Give the entries again exactly, every one of them.

▶ **Stored records**:
⁂
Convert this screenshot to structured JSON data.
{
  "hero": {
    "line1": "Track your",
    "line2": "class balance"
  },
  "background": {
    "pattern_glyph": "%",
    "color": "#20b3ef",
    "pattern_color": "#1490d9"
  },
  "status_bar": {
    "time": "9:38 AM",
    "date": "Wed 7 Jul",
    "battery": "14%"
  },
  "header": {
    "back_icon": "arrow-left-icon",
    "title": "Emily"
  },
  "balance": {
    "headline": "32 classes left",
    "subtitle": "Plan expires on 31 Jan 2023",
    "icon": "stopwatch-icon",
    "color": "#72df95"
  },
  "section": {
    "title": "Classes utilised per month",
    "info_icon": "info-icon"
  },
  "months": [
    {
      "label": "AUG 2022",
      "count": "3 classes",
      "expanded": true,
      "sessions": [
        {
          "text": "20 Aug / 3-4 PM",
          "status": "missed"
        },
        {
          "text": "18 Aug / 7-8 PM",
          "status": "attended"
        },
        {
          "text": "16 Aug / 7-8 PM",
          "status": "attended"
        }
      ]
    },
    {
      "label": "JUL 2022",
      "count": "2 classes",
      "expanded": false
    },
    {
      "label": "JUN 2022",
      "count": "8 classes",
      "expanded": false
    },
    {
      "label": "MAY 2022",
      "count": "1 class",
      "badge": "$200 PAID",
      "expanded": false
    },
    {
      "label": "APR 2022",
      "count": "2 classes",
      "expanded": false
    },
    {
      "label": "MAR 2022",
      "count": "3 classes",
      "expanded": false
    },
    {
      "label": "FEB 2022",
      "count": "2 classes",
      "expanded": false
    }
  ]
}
⁂
▶ **Answer**:
Convert this screenshot to structured JSON data.
{
  "hero": {
    "line1": "Track your",
    "line2": "class balance"
  },
  "background": {
    "pattern_glyph": "%",
    "color": "#20b3ef",
    "pattern_color": "#1490d9"
  },
  "status_bar": {
    "time": "9:38 AM",
    "date": "Wed 7 Jul",
    "battery": "14%"
  },
  "header": {
    "back_icon": "arrow-left-icon",
    "title": "Emily"
  },
  "balance": {
    "headline": "32 classes left",
    "subtitle": "Plan expires on 31 Jan 2023",
    "icon": "stopwatch-icon",
    "color": "#72df95"
  },
  "section": {
    "title": "Classes utilised per month",
    "info_icon": "info-icon"
  },
  "months": [
    {
      "label": "AUG 2022",
      "count": "3 classes",
      "expanded": true,
      "sessions": [
        {
          "text": "20 Aug / 3-4 PM",
          "status": "missed"
        },
        {
          "text": "18 Aug / 7-8 PM",
          "status": "attended"
        },
        {
          "text": "16 Aug / 7-8 PM",
          "status": "attended"
        }
      ]
    },
    {
      "label": "JUL 2022",
      "count": "2 classes",
      "expanded": false
    },
    {
      "label": "JUN 2022",
      "count": "8 classes",
      "expanded": false
    },
    {
      "label": "MAY 2022",
      "count": "1 class",
      "badge": "$200 PAID",
      "expanded": false
    },
    {
      "label": "APR 2022",
      "count": "2 classes",
      "expanded": false
    },
    {
      "label": "MAR 2022",
      "count": "3 classes",
      "expanded": false
    },
    {
      "label": "FEB 2022",
      "count": "2 classes",
      "expanded": false
    }
  ]
}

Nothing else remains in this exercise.